** Start Data provided **

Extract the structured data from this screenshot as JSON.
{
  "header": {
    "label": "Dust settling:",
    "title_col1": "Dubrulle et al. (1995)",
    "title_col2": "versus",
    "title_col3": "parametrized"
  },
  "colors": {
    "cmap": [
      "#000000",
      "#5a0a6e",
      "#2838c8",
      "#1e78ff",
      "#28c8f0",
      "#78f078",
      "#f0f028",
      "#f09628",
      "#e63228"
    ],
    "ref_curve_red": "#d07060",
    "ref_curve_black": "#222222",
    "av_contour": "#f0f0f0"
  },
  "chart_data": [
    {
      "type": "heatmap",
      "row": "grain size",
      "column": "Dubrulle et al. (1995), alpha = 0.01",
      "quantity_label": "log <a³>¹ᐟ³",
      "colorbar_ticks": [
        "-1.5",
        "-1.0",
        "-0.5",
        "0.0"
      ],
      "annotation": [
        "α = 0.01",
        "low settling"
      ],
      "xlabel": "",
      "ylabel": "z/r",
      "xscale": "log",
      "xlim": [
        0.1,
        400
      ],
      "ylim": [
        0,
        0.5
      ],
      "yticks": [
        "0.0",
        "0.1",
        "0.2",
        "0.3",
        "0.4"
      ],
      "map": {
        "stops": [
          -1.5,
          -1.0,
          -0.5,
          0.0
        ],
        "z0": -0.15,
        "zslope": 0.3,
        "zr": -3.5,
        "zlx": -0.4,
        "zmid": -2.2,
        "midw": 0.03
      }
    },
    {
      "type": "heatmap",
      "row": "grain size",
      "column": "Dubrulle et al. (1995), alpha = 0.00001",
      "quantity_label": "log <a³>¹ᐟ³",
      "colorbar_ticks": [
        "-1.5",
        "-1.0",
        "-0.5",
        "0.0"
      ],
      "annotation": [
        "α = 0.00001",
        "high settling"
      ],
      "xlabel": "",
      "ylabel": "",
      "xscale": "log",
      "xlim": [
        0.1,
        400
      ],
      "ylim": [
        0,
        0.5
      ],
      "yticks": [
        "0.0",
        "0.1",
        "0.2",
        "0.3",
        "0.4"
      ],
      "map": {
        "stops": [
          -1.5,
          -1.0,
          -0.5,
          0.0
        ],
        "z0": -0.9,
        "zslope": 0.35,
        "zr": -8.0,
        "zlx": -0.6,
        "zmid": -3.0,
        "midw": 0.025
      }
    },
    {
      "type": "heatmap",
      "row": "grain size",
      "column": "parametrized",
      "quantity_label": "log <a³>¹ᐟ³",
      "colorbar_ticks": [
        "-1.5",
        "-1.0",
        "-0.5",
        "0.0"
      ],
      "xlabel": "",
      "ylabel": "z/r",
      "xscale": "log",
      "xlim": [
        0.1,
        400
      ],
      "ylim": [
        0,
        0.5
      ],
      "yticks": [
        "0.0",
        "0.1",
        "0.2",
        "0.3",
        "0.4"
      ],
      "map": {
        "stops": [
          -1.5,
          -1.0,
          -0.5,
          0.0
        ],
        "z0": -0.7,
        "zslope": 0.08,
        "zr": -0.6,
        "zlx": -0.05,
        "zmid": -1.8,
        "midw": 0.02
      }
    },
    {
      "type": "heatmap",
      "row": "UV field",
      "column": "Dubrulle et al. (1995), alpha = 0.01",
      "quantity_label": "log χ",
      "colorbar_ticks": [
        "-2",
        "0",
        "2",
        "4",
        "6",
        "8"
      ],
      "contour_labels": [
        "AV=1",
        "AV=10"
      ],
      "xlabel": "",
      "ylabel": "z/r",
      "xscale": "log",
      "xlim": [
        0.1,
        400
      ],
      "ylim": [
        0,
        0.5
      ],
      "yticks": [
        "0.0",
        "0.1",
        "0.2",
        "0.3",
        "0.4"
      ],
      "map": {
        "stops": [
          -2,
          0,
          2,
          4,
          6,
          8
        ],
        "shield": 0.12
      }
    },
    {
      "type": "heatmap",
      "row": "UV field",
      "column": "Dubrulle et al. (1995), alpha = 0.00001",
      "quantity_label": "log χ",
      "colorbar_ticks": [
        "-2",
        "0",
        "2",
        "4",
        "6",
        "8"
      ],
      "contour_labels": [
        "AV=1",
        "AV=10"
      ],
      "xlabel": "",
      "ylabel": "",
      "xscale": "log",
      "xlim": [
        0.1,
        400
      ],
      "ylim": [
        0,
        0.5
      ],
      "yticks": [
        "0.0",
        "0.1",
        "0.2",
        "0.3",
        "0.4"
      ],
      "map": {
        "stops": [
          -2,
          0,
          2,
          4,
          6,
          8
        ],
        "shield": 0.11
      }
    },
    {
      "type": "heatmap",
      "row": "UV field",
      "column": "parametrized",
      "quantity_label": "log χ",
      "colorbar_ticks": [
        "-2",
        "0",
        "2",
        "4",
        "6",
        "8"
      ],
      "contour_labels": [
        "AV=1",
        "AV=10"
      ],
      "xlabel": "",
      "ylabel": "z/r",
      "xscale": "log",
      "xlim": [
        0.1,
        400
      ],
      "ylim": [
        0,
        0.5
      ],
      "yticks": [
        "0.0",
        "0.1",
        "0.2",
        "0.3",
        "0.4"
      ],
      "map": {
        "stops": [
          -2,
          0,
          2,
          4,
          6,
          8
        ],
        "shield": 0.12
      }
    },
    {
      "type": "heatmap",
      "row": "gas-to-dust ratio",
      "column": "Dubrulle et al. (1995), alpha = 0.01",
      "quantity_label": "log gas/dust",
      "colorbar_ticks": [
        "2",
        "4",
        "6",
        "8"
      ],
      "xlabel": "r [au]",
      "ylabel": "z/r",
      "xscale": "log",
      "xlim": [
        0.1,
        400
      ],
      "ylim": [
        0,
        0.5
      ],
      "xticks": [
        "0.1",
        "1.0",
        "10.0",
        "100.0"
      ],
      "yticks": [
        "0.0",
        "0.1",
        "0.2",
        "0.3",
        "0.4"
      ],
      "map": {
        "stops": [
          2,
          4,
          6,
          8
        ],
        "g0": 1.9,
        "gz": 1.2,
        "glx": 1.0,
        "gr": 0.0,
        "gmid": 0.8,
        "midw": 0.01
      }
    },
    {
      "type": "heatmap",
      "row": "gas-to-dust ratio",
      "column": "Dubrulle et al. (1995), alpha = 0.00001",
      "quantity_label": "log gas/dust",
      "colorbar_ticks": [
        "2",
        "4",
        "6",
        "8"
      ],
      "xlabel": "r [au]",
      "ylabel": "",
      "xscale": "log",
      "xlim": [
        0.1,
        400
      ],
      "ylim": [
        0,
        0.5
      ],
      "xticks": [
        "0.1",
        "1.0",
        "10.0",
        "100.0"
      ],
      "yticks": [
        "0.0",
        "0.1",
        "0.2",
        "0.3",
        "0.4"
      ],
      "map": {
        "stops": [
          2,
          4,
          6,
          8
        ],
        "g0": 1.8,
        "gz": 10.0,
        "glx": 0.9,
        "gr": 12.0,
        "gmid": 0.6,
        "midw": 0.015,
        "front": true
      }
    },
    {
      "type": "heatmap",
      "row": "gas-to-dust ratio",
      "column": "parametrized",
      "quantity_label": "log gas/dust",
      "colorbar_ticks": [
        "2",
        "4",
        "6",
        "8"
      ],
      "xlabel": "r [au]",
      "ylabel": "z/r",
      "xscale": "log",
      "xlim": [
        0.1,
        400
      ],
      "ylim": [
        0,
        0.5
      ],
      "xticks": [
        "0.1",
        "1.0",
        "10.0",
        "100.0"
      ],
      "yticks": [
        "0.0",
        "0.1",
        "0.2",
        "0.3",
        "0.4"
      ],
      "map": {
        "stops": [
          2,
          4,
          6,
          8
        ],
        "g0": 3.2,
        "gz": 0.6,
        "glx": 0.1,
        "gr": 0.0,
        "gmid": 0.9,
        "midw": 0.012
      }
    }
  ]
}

** End Data provided **

* [Direction]: Please output the entire listing exactly as it stands.

* [Exercise output]:
Extract the structured data from this screenshot as JSON.
{
  "header": {
    "label": "Dust settling:",
    "title_col1": "Dubrulle et al. (1995)",
    "title_col2": "versus",
    "title_col3": "parametrized"
  },
  "colors": {
    "cmap": [
      "#000000",
      "#5a0a6e",
      "#2838c8",
      "#1e78ff",
      "#28c8f0",
      "#78f078",
      "#f0f028",
      "#f09628",
      "#e63228"
    ],
    "ref_curve_red": "#d07060",
    "ref_curve_black": "#222222",
    "av_contour": "#f0f0f0"
  },
  "chart_data": [
    {
      "type": "heatmap",
      "row": "grain size",
      "column": "Dubrulle et al. (1995), alpha = 0.01",
      "quantity_label": "log <a³>¹ᐟ³",
      "colorbar_ticks": [
        "-1.5",
        "-1.0",
        "-0.5",
        "0.0"
      ],
      "annotation": [
        "α = 0.01",
        "low settling"
      ],
      "xlabel": "",
      "ylabel": "z/r",
      "xscale": "log",
      "xlim": [
        0.1,
        400
      ],
      "ylim": [
        0,
        0.5
      ],
      "yticks": [
        "0.0",
        "0.1",
        "0.2",
        "0.3",
        "0.4"
      ],
      "map": {
        "stops": [
          -1.5,
          -1.0,
          -0.5,
          0.0
        ],
        "z0": -0.15,
        "zslope": 0.3,
        "zr": -3.5,
        "zlx": -0.4,
        "zmid": -2.2,
        "midw": 0.03
      }
    },
    {
      "type": "heatmap",
      "row": "grain size",
      "column": "Dubrulle et al. (1995), alpha = 0.00001",
      "quantity_label": "log <a³>¹ᐟ³",
      "colorbar_ticks": [
        "-1.5",
        "-1.0",
        "-0.5",
        "0.0"
      ],
      "annotation": [
        "α = 0.00001",
        "high settling"
      ],
      "xlabel": "",
      "ylabel": "",
      "xscale": "log",
      "xlim": [
        0.1,
        400
      ],
      "ylim": [
        0,
        0.5
      ],
      "yticks": [
        "0.0",
        "0.1",
        "0.2",
        "0.3",
        "0.4"
      ],
      "map": {
        "stops": [
          -1.5,
          -1.0,
          -0.5,
          0.0
        ],
        "z0": -0.9,
        "zslope": 0.35,
        "zr": -8.0,
        "zlx": -0.6,
        "zmid": -3.0,
        "midw": 0.025
      }
    },
    {
      "type": "heatmap",
      "row": "grain size",
      "column": "parametrized",
      "quantity_label": "log <a³>¹ᐟ³",
      "colorbar_ticks": [
        "-1.5",
        "-1.0",
        "-0.5",
        "0.0"
      ],
      "xlabel": "",
      "ylabel": "z/r",
      "xscale": "log",
      "xlim": [
        0.1,
        400
      ],
      "ylim": [
        0,
        0.5
      ],
      "yticks": [
        "0.0",
        "0.1",
        "0.2",
        "0.3",
        "0.4"
      ],
      "map": {
        "stops": [
          -1.5,
          -1.0,
          -0.5,
          0.0
        ],
        "z0": -0.7,
        "zslope": 0.08,
        "zr": -0.6,
        "zlx": -0.05,
        "zmid": -1.8,
        "midw": 0.02
      }
    },
    {
      "type": "heatmap",
      "row": "UV field",
      "column": "Dubrulle et al. (1995), alpha = 0.01",
      "quantity_label": "log χ",
      "colorbar_ticks": [
        "-2",
        "0",
        "2",
        "4",
        "6",
        "8"
      ],
      "contour_labels": [
        "AV=1",
        "AV=10"
      ],
      "xlabel": "",
      "ylabel": "z/r",
      "xscale": "log",
      "xlim": [
        0.1,
        400
      ],
      "ylim": [
        0,
        0.5
      ],
      "yticks": [
        "0.0",
        "0.1",
        "0.2",
        "0.3",
        "0.4"
      ],
      "map": {
        "stops": [
          -2,
          0,
          2,
          4,
          6,
          8
        ],
        "shield": 0.12
      }
    },
    {
      "type": "heatmap",
      "row": "UV field",
      "column": "Dubrulle et al. (1995), alpha = 0.00001",
      "quantity_label": "log χ",
      "colorbar_ticks": [
        "-2",
        "0",
        "2",
        "4",
        "6",
        "8"
      ],
      "contour_labels": [
        "AV=1",
        "AV=10"
      ],
      "xlabel": "",
      "ylabel": "",
      "xscale": "log",
      "xlim": [
        0.1,
        400
      ],
      "ylim": [
        0,
        0.5
      ],
      "yticks": [
        "0.0",
        "0.1",
        "0.2",
        "0.3",
        "0.4"
      ],
      "map": {
        "stops": [
          -2,
          0,
          2,
          4,
          6,
          8
        ],
        "shield": 0.11
      }
    },
    {
      "type": "heatmap",
      "row": "UV field",
      "column": "parametrized",
      "quantity_label": "log χ",
      "colorbar_ticks": [
        "-2",
        "0",
        "2",
        "4",
        "6",
        "8"
      ],
      "contour_labels": [
        "AV=1",
        "AV=10"
      ],
      "xlabel": "",
      "ylabel": "z/r",
      "xscale": "log",
      "xlim": [
        0.1,
        400
      ],
      "ylim": [
        0,
        0.5
      ],
      "yticks": [
        "0.0",
        "0.1",
        "0.2",
        "0.3",
        "0.4"
      ],
      "map": {
        "stops": [
          -2,
          0,
          2,
          4,
          6,
          8
        ],
        "shield": 0.12
      }
    },
    {
      "type": "heatmap",
      "row": "gas-to-dust ratio",
      "column": "Dubrulle et al. (1995), alpha = 0.01",
      "quantity_label": "log gas/dust",
      "colorbar_ticks": [
        "2",
        "4",
        "6",
        "8"
      ],
      "xlabel": "r [au]",
      "ylabel": "z/r",
      "xscale": "log",
      "xlim": [
        0.1,
        400
      ],
      "ylim": [
        0,
        0.5
      ],
      "xticks": [
        "0.1",
        "1.0",
        "10.0",
        "100.0"
      ],
      "yticks": [
        "0.0",
        "0.1",
        "0.2",
        "0.3",
        "0.4"
      ],
      "map": {
        "stops": [
          2,
          4,
          6,
          8
        ],
        "g0": 1.9,
        "gz": 1.2,
        "glx": 1.0,
        "gr": 0.0,
        "gmid": 0.8,
        "midw": 0.01
      }
    },
    {
      "type": "heatmap",
      "row": "gas-to-dust ratio",
      "column": "Dubrulle et al. (1995), alpha = 0.00001",
      "quantity_label": "log gas/dust",
      "colorbar_ticks": [
        "2",
        "4",
        "6",
        "8"
      ],
      "xlabel": "r [au]",
      "ylabel": "",
      "xscale": "log",
      "xlim": [
        0.1,
        400
      ],
      "ylim": [
        0,
        0.5
      ],
      "xticks": [
        "0.1",
        "1.0",
        "10.0",
        "100.0"
      ],
      "yticks": [
        "0.0",
        "0.1",
        "0.2",
        "0.3",
        "0.4"
      ],
      "map": {
        "stops": [
          2,
          4,
          6,
          8
        ],
        "g0": 1.8,
        "gz": 10.0,
        "glx": 0.9,
        "gr": 12.0,
        "gmid": 0.6,
        "midw": 0.015,
        "front": true
      }
    },
    {
      "type": "heatmap",
      "row": "gas-to-dust ratio",
      "column": "parametrized",
      "quantity_label": "log gas/dust",
      "colorbar_ticks": [
        "2",
        "4",
        "6",
        "8"
      ],
      "xlabel": "r [au]",
      "ylabel": "z/r",
      "xscale": "log",
      "xlim": [
        0.1,
        400
      ],
      "ylim": [
        0,
        0.5
      ],
      "xticks": [
        "0.1",
        "1.0",
        "10.0",
        "100.0"
      ],
      "yticks": [
        "0.0",
        "0.1",
        "0.2",
        "0.3",
        "0.4"
      ],
      "map": {
        "stops": [
          2,
          4,
          6,
          8
        ],
        "g0": 3.2,
        "gz": 0.6,
        "glx": 0.1,
        "gr": 0.0,
        "gmid": 0.9,
        "midw": 0.012
      }
    }
  ]
}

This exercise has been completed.